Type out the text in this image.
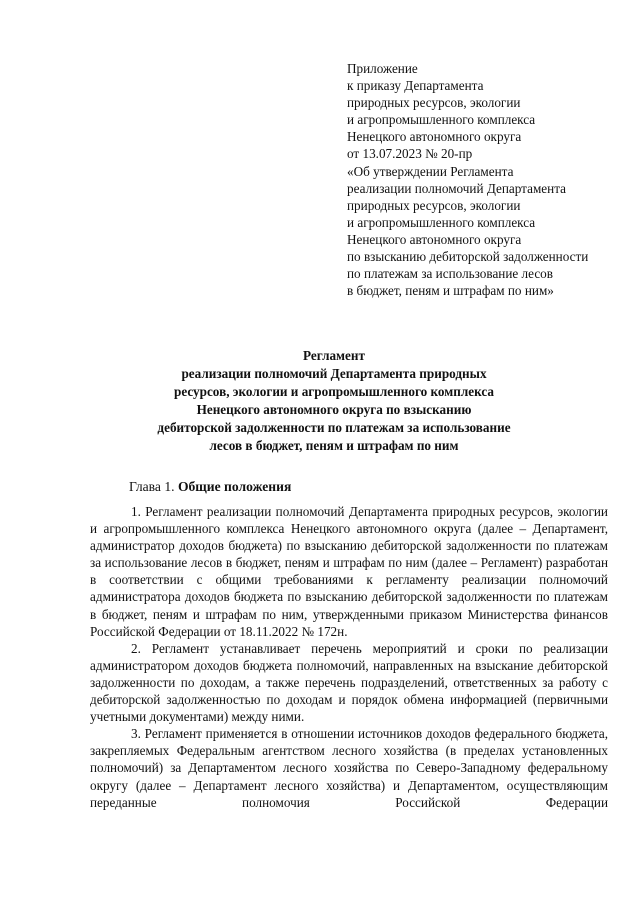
Приложение
к приказу Департамента
природных ресурсов, экологии
и агропромышленного комплекса
Ненецкого автономного округа
от 13.07.2023 № 20-пр
«Об утверждении Регламента
реализации полномочий Департамента
природных ресурсов, экологии
и агропромышленного комплекса
Ненецкого автономного округа
по взысканию дебиторской задолженности
по платежам за использование лесов
в бюджет, пеням и штрафам по ним»
Регламент
реализации полномочий Департамента природных
ресурсов, экологии и агропромышленного комплекса
Ненецкого автономного округа по взысканию
дебиторской задолженности по платежам за использование
лесов в бюджет, пеням и штрафам по ним
Глава 1. Общие положения

1. Регламент реализации полномочий Департамента природных ресурсов, экологии и агропромышленного комплекса Ненецкого автономного округа (далее – Департамент, администратор доходов бюджета) по взысканию дебиторской задолженности по платежам за использование лесов в бюджет, пеням и штрафам по ним (далее – Регламент) разработан в соответствии с общими требованиями к регламенту реализации полномочий администратора доходов бюджета по взысканию дебиторской задолженности по платежам в бюджет, пеням и штрафам по ним, утвержденными приказом Министерства финансов Российской Федерации от 18.11.2022 № 172н.

2. Регламент устанавливает перечень мероприятий и сроки по реализации администратором доходов бюджета полномочий, направленных на взыскание дебиторской задолженности по доходам, а также перечень подразделений, ответственных за работу с дебиторской задолженностью по доходам и порядок обмена информацией (первичными учетными документами) между ними.

3. Регламент применяется в отношении источников доходов федерального бюджета, закрепляемых Федеральным агентством лесного хозяйства (в пределах установленных полномочий) за Департаментом лесного хозяйства по Северо-Западному федеральному округу (далее – Департамент лесного хозяйства) и Департаментом, осуществляющим переданные полномочия Российской Федерации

*Written exercise:* The answer must consist solely of the number of lines in the entries that contain the word "использование".

*Result of the exercise:* 3